--- START OF TASK MATERIAL ---

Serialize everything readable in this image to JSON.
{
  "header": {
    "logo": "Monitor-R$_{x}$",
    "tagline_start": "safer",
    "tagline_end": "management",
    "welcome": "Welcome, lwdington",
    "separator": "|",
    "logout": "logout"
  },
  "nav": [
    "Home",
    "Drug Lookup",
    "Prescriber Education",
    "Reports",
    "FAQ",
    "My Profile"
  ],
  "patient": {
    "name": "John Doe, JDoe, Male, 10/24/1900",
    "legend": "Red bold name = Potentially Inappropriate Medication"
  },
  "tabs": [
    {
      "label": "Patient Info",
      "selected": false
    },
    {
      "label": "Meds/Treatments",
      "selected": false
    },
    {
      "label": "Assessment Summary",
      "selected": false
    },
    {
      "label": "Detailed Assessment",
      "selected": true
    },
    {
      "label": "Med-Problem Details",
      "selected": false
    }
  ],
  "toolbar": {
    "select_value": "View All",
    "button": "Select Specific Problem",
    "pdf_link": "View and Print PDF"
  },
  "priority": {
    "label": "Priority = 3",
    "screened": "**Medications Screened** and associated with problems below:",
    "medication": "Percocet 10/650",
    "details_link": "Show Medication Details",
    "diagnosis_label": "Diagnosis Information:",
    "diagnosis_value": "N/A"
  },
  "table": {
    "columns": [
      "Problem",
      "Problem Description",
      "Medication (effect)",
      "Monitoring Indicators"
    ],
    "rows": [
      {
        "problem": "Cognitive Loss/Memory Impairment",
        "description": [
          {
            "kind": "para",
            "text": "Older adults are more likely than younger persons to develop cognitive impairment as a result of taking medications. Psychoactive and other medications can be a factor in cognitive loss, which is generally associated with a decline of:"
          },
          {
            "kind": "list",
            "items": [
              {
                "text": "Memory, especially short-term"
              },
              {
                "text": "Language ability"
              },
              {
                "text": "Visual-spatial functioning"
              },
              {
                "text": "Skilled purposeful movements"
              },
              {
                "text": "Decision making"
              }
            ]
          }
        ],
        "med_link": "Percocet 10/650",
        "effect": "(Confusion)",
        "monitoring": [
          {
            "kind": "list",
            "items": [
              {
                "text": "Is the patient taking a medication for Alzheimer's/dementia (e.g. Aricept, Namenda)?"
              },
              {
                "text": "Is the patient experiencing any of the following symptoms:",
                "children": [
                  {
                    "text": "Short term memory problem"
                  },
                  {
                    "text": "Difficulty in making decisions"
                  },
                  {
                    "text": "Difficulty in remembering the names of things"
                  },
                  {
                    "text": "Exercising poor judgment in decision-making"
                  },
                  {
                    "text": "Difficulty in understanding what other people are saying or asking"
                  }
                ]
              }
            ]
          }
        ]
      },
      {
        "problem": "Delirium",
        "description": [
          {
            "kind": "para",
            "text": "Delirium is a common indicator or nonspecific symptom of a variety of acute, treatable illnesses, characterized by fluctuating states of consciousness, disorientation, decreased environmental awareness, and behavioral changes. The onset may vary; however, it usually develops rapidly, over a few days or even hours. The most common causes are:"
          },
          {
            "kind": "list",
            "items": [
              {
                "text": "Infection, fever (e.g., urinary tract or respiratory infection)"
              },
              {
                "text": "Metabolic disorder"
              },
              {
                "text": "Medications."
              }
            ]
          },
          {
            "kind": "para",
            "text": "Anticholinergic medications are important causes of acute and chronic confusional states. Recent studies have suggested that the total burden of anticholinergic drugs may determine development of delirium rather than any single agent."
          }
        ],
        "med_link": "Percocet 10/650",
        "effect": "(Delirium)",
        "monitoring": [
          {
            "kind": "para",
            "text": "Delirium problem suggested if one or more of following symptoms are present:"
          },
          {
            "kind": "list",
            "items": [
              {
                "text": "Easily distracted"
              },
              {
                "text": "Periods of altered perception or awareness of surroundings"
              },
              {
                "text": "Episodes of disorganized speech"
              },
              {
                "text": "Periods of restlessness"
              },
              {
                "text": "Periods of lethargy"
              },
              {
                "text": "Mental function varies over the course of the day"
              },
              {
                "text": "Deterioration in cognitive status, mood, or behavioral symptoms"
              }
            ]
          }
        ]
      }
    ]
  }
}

--- END OF TASK MATERIAL ---

** GOAL **
Write out every entry exactly as given.

** EXERCISE RESPONSE **
Serialize everything readable in this image to JSON.
{
  "header": {
    "logo": "Monitor-R$_{x}$",
    "tagline_start": "safer",
    "tagline_end": "management",
    "welcome": "Welcome, lwdington",
    "separator": "|",
    "logout": "logout"
  },
  "nav": [
    "Home",
    "Drug Lookup",
    "Prescriber Education",
    "Reports",
    "FAQ",
    "My Profile"
  ],
  "patient": {
    "name": "John Doe, JDoe, Male, 10/24/1900",
    "legend": "Red bold name = Potentially Inappropriate Medication"
  },
  "tabs": [
    {
      "label": "Patient Info",
      "selected": false
    },
    {
      "label": "Meds/Treatments",
      "selected": false
    },
    {
      "label": "Assessment Summary",
      "selected": false
    },
    {
      "label": "Detailed Assessment",
      "selected": true
    },
    {
      "label": "Med-Problem Details",
      "selected": false
    }
  ],
  "toolbar": {
    "select_value": "View All",
    "button": "Select Specific Problem",
    "pdf_link": "View and Print PDF"
  },
  "priority": {
    "label": "Priority = 3",
    "screened": "**Medications Screened** and associated with problems below:",
    "medication": "Percocet 10/650",
    "details_link": "Show Medication Details",
    "diagnosis_label": "Diagnosis Information:",
    "diagnosis_value": "N/A"
  },
  "table": {
    "columns": [
      "Problem",
      "Problem Description",
      "Medication (effect)",
      "Monitoring Indicators"
    ],
    "rows": [
      {
        "problem": "Cognitive Loss/Memory Impairment",
        "description": [
          {
            "kind": "para",
            "text": "Older adults are more likely than younger persons to develop cognitive impairment as a result of taking medications. Psychoactive and other medications can be a factor in cognitive loss, which is generally associated with a decline of:"
          },
          {
            "kind": "list",
            "items": [
              {
                "text": "Memory, especially short-term"
              },
              {
                "text": "Language ability"
              },
              {
                "text": "Visual-spatial functioning"
              },
              {
                "text": "Skilled purposeful movements"
              },
              {
                "text": "Decision making"
              }
            ]
          }
        ],
        "med_link": "Percocet 10/650",
        "effect": "(Confusion)",
        "monitoring": [
          {
            "kind": "list",
            "items": [
              {
                "text": "Is the patient taking a medication for Alzheimer's/dementia (e.g. Aricept, Namenda)?"
              },
              {
                "text": "Is the patient experiencing any of the following symptoms:",
                "children": [
                  {
                    "text": "Short term memory problem"
                  },
                  {
                    "text": "Difficulty in making decisions"
                  },
                  {
                    "text": "Difficulty in remembering the names of things"
                  },
                  {
                    "text": "Exercising poor judgment in decision-making"
                  },
                  {
                    "text": "Difficulty in understanding what other people are saying or asking"
                  }
                ]
              }
            ]
          }
        ]
      },
      {
        "problem": "Delirium",
        "description": [
          {
            "kind": "para",
            "text": "Delirium is a common indicator or nonspecific symptom of a variety of acute, treatable illnesses, characterized by fluctuating states of consciousness, disorientation, decreased environmental awareness, and behavioral changes. The onset may vary; however, it usually develops rapidly, over a few days or even hours. The most common causes are:"
          },
          {
            "kind": "list",
            "items": [
              {
                "text": "Infection, fever (e.g., urinary tract or respiratory infection)"
              },
              {
                "text": "Metabolic disorder"
              },
              {
                "text": "Medications."
              }
            ]
          },
          {
            "kind": "para",
            "text": "Anticholinergic medications are important causes of acute and chronic confusional states. Recent studies have suggested that the total burden of anticholinergic drugs may determine development of delirium rather than any single agent."
          }
        ],
        "med_link": "Percocet 10/650",
        "effect": "(Delirium)",
        "monitoring": [
          {
            "kind": "para",
            "text": "Delirium problem suggested if one or more of following symptoms are present:"
          },
          {
            "kind": "list",
            "items": [
              {
                "text": "Easily distracted"
              },
              {
                "text": "Periods of altered perception or awareness of surroundings"
              },
              {
                "text": "Episodes of disorganized speech"
              },
              {
                "text": "Periods of restlessness"
              },
              {
                "text": "Periods of lethargy"
              },
              {
                "text": "Mental function varies over the course of the day"
              },
              {
                "text": "Deterioration in cognitive status, mood, or behavioral symptoms"
              }
            ]
          }
        ]
      }
    ]
  }
}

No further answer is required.